**TASK TO COMPLETE**
Find the string "text" in the listing and report every line that has it.
──────── DATA SHOWN ────────
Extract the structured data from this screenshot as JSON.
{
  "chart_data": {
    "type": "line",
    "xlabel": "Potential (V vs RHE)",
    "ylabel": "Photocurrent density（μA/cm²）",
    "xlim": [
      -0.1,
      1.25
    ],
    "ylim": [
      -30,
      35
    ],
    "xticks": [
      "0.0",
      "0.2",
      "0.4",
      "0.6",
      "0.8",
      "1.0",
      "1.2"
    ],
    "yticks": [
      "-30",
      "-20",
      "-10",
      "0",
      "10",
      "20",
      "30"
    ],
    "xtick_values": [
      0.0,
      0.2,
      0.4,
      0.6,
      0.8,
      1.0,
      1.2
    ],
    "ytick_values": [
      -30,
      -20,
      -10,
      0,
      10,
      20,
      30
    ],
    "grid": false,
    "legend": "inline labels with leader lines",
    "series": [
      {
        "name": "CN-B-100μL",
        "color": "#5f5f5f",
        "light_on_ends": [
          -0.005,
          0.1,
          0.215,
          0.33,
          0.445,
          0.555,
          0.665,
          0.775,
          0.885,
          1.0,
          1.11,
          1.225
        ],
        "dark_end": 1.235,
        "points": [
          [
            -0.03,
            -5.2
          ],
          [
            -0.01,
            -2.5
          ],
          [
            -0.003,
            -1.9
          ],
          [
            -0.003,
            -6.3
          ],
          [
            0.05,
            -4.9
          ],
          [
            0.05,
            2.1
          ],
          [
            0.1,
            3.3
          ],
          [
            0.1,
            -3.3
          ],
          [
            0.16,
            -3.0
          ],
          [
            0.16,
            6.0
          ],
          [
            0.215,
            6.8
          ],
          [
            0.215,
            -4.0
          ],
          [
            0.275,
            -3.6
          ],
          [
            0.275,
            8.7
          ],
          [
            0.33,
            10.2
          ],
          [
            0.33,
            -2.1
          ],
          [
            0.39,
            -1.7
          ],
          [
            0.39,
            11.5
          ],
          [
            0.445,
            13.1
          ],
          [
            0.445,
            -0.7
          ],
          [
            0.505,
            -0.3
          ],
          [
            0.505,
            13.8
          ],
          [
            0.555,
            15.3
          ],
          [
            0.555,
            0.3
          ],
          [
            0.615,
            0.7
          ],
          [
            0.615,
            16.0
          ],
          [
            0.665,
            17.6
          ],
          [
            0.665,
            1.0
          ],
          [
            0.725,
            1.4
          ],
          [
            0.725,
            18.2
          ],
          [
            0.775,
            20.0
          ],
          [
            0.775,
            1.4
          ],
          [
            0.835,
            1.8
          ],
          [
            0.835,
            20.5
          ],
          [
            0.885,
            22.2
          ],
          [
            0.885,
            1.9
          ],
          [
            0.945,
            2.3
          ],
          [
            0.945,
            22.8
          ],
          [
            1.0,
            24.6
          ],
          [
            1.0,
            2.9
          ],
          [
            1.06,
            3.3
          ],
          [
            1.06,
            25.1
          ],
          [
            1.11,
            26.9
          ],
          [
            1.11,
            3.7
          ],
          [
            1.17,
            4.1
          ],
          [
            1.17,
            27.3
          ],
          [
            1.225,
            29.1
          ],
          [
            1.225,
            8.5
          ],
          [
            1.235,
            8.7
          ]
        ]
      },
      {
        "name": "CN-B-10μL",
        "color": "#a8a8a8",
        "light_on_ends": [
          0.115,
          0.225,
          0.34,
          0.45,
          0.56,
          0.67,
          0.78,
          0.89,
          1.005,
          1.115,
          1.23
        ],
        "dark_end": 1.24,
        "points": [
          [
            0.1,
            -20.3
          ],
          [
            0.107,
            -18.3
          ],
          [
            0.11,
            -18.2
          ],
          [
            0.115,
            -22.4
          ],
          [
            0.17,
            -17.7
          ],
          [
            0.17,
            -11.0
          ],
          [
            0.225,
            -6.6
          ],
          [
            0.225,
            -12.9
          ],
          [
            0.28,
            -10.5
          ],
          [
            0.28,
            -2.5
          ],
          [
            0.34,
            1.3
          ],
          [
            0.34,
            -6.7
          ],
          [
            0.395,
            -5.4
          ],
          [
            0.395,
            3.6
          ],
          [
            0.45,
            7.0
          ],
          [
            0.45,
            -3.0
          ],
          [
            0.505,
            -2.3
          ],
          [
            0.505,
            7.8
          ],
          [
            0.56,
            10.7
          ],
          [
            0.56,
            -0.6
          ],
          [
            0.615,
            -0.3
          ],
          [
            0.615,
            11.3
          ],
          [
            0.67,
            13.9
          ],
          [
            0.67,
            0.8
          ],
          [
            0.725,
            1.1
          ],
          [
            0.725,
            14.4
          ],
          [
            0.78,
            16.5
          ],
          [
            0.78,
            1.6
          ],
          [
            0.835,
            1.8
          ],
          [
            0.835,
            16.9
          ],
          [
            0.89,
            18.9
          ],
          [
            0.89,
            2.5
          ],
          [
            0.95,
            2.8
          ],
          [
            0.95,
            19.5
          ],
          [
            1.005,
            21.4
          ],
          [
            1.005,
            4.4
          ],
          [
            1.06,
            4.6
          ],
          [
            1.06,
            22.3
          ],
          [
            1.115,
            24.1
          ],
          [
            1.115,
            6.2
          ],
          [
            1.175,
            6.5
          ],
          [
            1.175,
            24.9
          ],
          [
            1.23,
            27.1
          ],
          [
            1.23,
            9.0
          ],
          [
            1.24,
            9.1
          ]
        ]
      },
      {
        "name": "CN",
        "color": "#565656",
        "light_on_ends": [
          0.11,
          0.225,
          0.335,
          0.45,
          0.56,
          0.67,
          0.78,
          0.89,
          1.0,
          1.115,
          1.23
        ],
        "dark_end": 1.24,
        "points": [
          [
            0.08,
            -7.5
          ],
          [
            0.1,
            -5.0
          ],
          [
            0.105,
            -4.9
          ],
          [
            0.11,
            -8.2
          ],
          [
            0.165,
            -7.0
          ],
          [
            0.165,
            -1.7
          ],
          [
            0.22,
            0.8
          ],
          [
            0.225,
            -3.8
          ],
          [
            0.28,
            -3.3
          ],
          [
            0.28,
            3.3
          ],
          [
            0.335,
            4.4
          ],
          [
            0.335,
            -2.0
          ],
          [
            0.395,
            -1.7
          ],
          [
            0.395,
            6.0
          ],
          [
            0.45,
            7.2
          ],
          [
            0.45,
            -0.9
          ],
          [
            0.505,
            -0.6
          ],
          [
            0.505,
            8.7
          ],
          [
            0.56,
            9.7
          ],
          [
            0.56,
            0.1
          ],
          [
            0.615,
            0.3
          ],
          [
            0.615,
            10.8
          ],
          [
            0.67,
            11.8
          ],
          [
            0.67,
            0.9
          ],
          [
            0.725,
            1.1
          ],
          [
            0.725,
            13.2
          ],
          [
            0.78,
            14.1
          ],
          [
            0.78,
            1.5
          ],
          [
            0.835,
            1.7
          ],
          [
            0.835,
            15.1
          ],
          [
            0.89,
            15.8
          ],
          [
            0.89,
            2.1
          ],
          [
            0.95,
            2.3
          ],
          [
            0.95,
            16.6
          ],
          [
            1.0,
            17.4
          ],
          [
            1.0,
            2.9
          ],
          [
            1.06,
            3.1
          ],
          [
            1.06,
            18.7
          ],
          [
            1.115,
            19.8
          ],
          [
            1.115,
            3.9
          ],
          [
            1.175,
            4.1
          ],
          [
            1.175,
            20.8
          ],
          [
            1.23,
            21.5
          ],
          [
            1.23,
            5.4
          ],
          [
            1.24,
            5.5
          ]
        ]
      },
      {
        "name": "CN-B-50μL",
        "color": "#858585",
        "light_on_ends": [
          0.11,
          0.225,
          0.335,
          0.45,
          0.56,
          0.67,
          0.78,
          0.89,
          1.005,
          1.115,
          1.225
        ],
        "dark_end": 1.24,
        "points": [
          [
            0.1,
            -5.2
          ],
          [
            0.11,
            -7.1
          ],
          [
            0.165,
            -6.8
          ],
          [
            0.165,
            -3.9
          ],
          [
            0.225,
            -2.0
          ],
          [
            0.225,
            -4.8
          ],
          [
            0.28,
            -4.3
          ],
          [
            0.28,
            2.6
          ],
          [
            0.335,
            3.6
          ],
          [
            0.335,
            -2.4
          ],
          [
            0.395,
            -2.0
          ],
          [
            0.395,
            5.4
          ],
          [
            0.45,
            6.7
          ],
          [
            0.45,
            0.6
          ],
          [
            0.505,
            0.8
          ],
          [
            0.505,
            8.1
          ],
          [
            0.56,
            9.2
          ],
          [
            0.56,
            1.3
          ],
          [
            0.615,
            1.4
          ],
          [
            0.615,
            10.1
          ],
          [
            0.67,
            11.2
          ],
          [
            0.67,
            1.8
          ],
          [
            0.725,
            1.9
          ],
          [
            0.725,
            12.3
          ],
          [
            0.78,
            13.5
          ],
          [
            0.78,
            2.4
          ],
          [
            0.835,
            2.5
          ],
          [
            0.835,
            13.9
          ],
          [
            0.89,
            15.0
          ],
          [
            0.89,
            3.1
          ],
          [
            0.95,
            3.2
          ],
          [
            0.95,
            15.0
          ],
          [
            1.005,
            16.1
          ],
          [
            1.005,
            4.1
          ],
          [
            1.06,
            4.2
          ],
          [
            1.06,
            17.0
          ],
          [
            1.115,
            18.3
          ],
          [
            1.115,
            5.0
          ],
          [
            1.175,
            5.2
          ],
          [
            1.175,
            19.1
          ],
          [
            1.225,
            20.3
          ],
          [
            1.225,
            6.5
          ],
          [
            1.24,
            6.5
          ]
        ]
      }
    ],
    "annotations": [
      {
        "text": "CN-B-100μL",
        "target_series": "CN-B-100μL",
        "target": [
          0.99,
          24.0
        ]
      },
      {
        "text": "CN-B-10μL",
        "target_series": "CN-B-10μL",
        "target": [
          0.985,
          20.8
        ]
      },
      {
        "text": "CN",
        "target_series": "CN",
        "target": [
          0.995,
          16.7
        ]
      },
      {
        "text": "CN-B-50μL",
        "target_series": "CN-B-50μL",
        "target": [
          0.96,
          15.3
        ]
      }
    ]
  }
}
────────
**RESULT OF THE EXERCISE**
        "text": "CN-B-100μL",
        "text": "CN-B-10μL",
        "text": "CN",
        "text": "CN-B-50μL",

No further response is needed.